● Exercise aim
Copy out each of the rows below that contains the string "results". Case counts.

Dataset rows
+++
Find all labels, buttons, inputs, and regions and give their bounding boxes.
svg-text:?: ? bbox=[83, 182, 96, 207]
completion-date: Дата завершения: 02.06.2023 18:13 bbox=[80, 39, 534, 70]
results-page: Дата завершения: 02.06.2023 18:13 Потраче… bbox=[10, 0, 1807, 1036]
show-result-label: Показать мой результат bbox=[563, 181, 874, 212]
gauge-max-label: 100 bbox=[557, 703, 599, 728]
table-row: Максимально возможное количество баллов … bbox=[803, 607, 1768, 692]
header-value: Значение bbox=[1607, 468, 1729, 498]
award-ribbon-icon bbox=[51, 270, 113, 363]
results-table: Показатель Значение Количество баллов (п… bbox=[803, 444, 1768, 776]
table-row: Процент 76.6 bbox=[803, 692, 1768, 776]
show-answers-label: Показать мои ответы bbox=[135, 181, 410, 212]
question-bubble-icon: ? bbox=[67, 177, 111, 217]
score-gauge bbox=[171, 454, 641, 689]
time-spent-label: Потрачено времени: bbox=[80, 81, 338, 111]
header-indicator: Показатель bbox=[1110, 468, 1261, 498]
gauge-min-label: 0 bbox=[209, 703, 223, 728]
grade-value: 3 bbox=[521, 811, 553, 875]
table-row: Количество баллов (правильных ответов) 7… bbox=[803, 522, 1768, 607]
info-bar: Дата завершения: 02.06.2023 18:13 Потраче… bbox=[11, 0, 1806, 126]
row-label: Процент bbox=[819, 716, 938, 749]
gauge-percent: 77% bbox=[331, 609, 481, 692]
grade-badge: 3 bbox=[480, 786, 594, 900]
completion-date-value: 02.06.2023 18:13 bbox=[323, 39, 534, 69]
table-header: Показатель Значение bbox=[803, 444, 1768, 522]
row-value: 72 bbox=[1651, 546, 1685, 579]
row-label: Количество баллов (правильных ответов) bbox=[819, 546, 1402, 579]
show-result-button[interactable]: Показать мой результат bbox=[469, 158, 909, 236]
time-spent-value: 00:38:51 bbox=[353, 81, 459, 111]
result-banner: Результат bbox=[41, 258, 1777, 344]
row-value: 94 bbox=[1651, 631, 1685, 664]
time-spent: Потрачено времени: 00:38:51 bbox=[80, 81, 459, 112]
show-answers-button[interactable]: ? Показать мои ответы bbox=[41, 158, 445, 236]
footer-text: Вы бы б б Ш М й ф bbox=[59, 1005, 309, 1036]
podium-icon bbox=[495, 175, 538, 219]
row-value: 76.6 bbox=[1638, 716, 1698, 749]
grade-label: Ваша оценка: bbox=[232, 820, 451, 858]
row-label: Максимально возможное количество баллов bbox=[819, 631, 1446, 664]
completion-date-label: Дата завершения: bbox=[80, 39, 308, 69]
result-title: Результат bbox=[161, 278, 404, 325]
+++
● Full output
results-page: Дата завершения: 02.06.2023 18:13 Потраче… bbox=[10, 0, 1807, 1036]
results-table: Показатель Значение Количество баллов (п… bbox=[803, 444, 1768, 776]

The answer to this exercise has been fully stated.